Short task => Return all of the data exactly, with nothing left out but the pictures.
** begin Extracted entries **
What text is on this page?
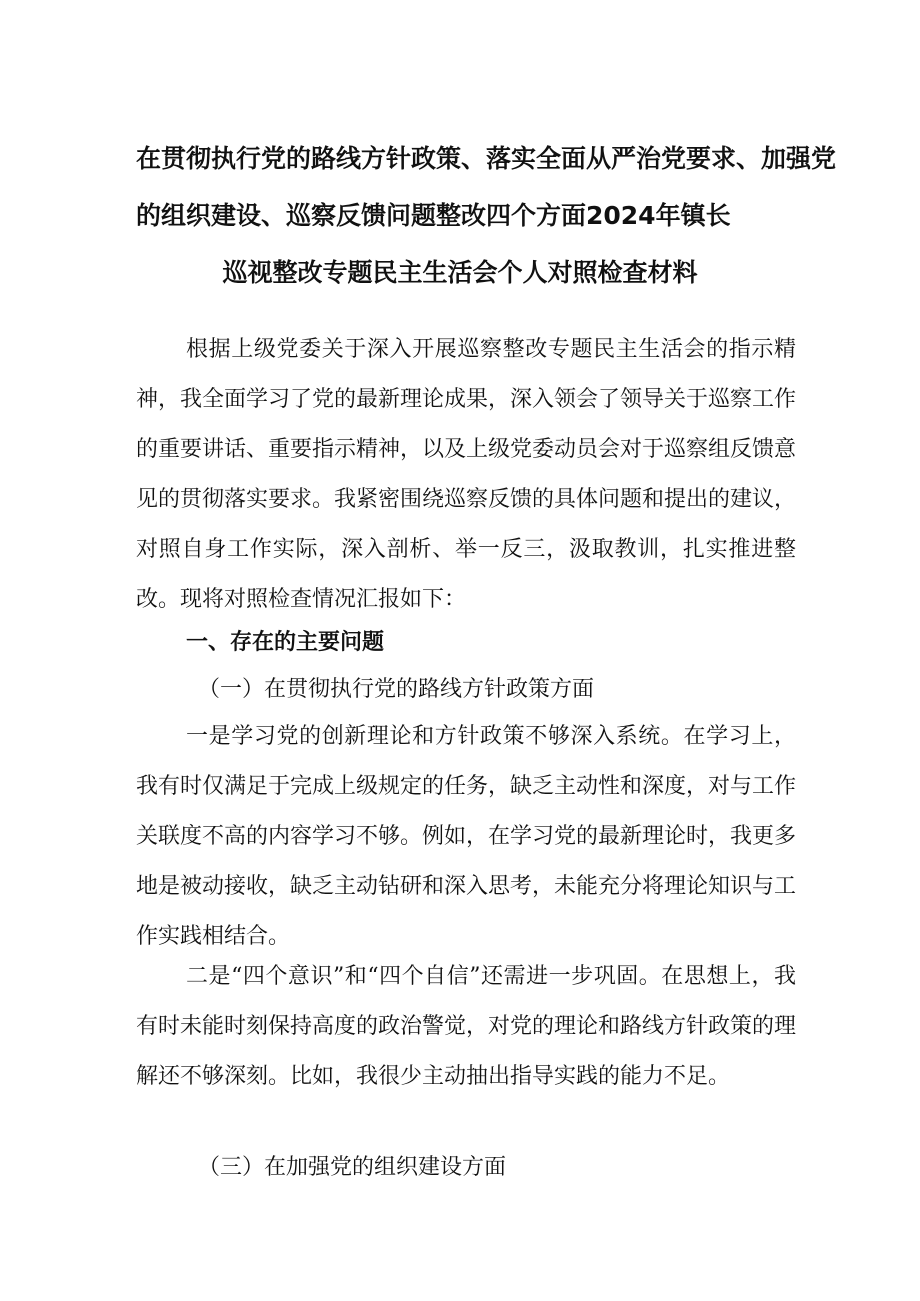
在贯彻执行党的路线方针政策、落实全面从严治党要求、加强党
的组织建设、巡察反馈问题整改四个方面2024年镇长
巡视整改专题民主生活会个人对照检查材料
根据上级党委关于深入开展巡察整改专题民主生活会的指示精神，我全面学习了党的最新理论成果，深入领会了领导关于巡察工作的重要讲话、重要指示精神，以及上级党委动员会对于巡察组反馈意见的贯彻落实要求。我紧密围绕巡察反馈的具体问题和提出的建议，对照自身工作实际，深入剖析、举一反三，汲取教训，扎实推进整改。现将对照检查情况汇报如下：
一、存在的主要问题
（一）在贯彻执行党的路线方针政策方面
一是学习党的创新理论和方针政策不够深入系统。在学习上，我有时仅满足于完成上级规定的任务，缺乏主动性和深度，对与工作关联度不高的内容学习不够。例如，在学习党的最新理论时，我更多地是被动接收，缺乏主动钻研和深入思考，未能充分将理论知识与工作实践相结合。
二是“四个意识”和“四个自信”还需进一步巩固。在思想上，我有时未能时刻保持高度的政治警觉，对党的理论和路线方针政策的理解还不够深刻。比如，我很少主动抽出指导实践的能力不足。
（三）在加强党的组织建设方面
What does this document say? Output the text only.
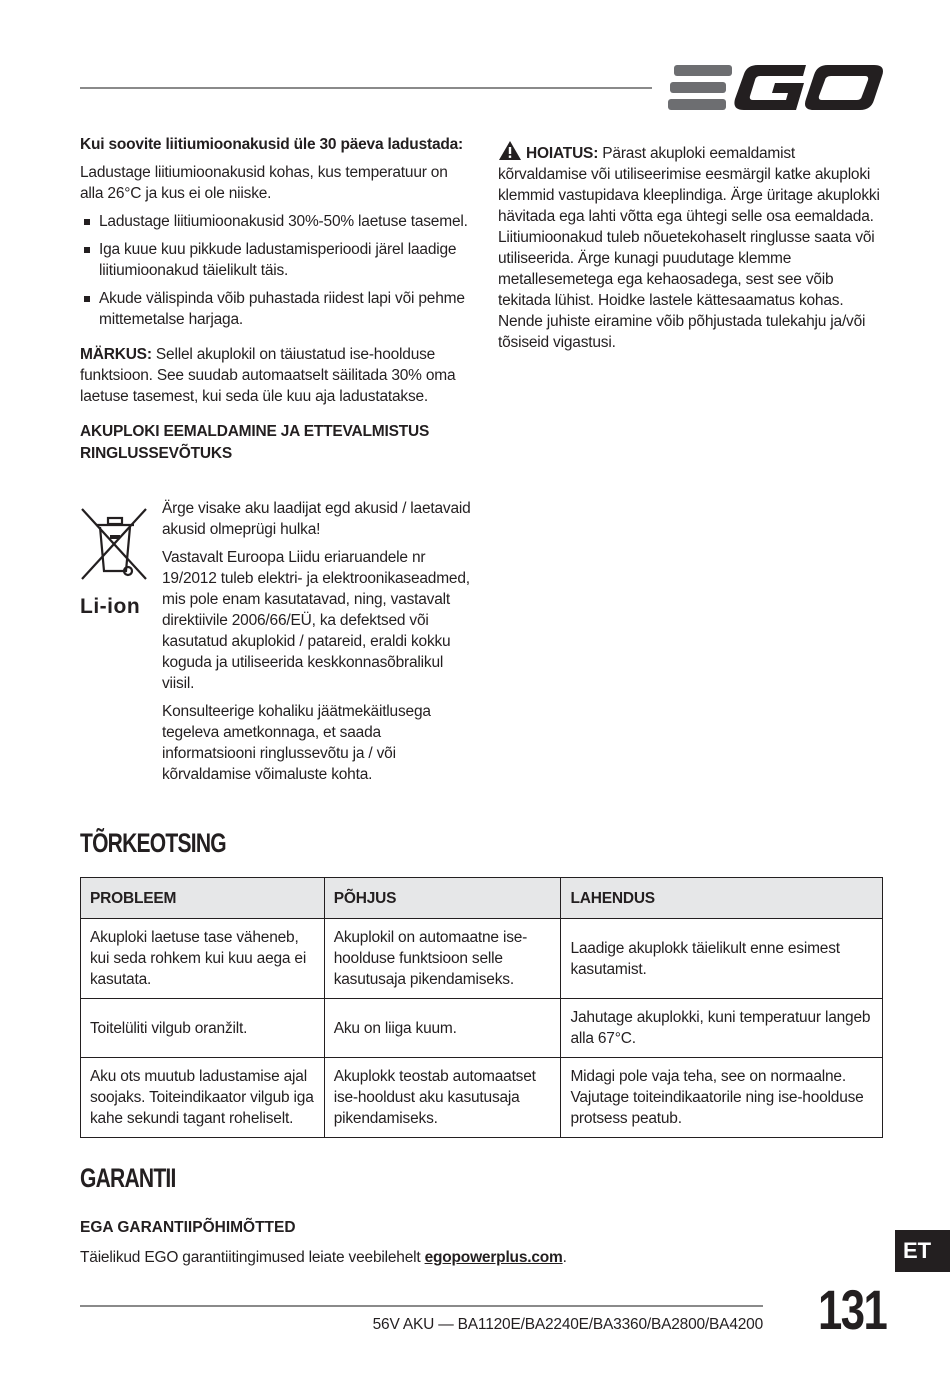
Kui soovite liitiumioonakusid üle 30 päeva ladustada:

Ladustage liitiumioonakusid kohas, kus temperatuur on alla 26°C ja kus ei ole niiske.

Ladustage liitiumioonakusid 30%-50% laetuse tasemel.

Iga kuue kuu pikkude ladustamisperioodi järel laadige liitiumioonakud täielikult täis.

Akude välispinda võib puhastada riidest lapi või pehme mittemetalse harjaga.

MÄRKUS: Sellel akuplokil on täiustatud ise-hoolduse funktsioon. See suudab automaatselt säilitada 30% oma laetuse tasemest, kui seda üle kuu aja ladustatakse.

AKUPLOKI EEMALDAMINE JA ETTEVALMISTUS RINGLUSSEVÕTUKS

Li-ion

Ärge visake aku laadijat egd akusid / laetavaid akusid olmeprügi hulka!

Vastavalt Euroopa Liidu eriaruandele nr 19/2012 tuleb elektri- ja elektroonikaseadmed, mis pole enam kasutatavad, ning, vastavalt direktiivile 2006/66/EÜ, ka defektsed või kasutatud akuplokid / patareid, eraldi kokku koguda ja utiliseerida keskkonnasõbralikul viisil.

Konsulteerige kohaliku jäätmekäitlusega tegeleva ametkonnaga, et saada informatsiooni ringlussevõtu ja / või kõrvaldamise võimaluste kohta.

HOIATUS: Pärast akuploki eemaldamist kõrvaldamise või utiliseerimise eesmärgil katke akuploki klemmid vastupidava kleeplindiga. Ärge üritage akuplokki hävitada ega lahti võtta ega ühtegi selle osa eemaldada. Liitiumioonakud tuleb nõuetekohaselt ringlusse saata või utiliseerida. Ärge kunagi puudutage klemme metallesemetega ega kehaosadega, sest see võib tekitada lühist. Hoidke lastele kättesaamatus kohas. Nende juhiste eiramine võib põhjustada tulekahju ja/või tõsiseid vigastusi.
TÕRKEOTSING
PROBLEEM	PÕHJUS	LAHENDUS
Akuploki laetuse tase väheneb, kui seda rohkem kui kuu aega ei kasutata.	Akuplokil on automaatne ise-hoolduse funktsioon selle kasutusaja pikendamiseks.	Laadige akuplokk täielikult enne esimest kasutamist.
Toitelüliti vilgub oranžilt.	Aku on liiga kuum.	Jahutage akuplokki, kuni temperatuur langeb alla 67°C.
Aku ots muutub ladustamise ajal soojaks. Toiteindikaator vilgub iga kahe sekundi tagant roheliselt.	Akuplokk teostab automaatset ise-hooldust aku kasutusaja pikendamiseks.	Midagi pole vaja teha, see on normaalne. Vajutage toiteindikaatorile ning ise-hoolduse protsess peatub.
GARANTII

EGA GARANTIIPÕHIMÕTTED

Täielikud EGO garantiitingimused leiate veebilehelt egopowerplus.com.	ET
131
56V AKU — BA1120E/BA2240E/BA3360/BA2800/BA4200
** end Extracted entries **
The solution =>
What text is on this page?
在贯彻执行党的路线方针政策、落实全面从严治党要求、加强党
的组织建设、巡察反馈问题整改四个方面2024年镇长
巡视整改专题民主生活会个人对照检查材料
根据上级党委关于深入开展巡察整改专题民主生活会的指示精神，我全面学习了党的最新理论成果，深入领会了领导关于巡察工作的重要讲话、重要指示精神，以及上级党委动员会对于巡察组反馈意见的贯彻落实要求。我紧密围绕巡察反馈的具体问题和提出的建议，对照自身工作实际，深入剖析、举一反三，汲取教训，扎实推进整改。现将对照检查情况汇报如下：
一、存在的主要问题
（一）在贯彻执行党的路线方针政策方面
一是学习党的创新理论和方针政策不够深入系统。在学习上，我有时仅满足于完成上级规定的任务，缺乏主动性和深度，对与工作关联度不高的内容学习不够。例如，在学习党的最新理论时，我更多地是被动接收，缺乏主动钻研和深入思考，未能充分将理论知识与工作实践相结合。
二是“四个意识”和“四个自信”还需进一步巩固。在思想上，我有时未能时刻保持高度的政治警觉，对党的理论和路线方针政策的理解还不够深刻。比如，我很少主动抽出指导实践的能力不足。
（三）在加强党的组织建设方面
What does this document say? Output the text only.
Kui soovite liitiumioonakusid üle 30 päeva ladustada:

Ladustage liitiumioonakusid kohas, kus temperatuur on alla 26°C ja kus ei ole niiske.

Ladustage liitiumioonakusid 30%-50% laetuse tasemel.

Iga kuue kuu pikkude ladustamisperioodi järel laadige liitiumioonakud täielikult täis.

Akude välispinda võib puhastada riidest lapi või pehme mittemetalse harjaga.

MÄRKUS: Sellel akuplokil on täiustatud ise-hoolduse funktsioon. See suudab automaatselt säilitada 30% oma laetuse tasemest, kui seda üle kuu aja ladustatakse.

AKUPLOKI EEMALDAMINE JA ETTEVALMISTUS RINGLUSSEVÕTUKS

Li-ion

Ärge visake aku laadijat egd akusid / laetavaid akusid olmeprügi hulka!

Vastavalt Euroopa Liidu eriaruandele nr 19/2012 tuleb elektri- ja elektroonikaseadmed, mis pole enam kasutatavad, ning, vastavalt direktiivile 2006/66/EÜ, ka defektsed või kasutatud akuplokid / patareid, eraldi kokku koguda ja utiliseerida keskkonnasõbralikul viisil.

Konsulteerige kohaliku jäätmekäitlusega tegeleva ametkonnaga, et saada informatsiooni ringlussevõtu ja / või kõrvaldamise võimaluste kohta.

HOIATUS: Pärast akuploki eemaldamist kõrvaldamise või utiliseerimise eesmärgil katke akuploki klemmid vastupidava kleeplindiga. Ärge üritage akuplokki hävitada ega lahti võtta ega ühtegi selle osa eemaldada. Liitiumioonakud tuleb nõuetekohaselt ringlusse saata või utiliseerida. Ärge kunagi puudutage klemme metallesemetega ega kehaosadega, sest see võib tekitada lühist. Hoidke lastele kättesaamatus kohas. Nende juhiste eiramine võib põhjustada tulekahju ja/või tõsiseid vigastusi.
TÕRKEOTSING
PROBLEEM	PÕHJUS	LAHENDUS
Akuploki laetuse tase väheneb, kui seda rohkem kui kuu aega ei kasutata.	Akuplokil on automaatne ise-hoolduse funktsioon selle kasutusaja pikendamiseks.	Laadige akuplokk täielikult enne esimest kasutamist.
Toitelüliti vilgub oranžilt.	Aku on liiga kuum.	Jahutage akuplokki, kuni temperatuur langeb alla 67°C.
Aku ots muutub ladustamise ajal soojaks. Toiteindikaator vilgub iga kahe sekundi tagant roheliselt.	Akuplokk teostab automaatset ise-hooldust aku kasutusaja pikendamiseks.	Midagi pole vaja teha, see on normaalne. Vajutage toiteindikaatorile ning ise-hoolduse protsess peatub.
GARANTII

EGA GARANTIIPÕHIMÕTTED

Täielikud EGO garantiitingimused leiate veebilehelt egopowerplus.com.	ET
131
56V AKU — BA1120E/BA2240E/BA3360/BA2800/BA4200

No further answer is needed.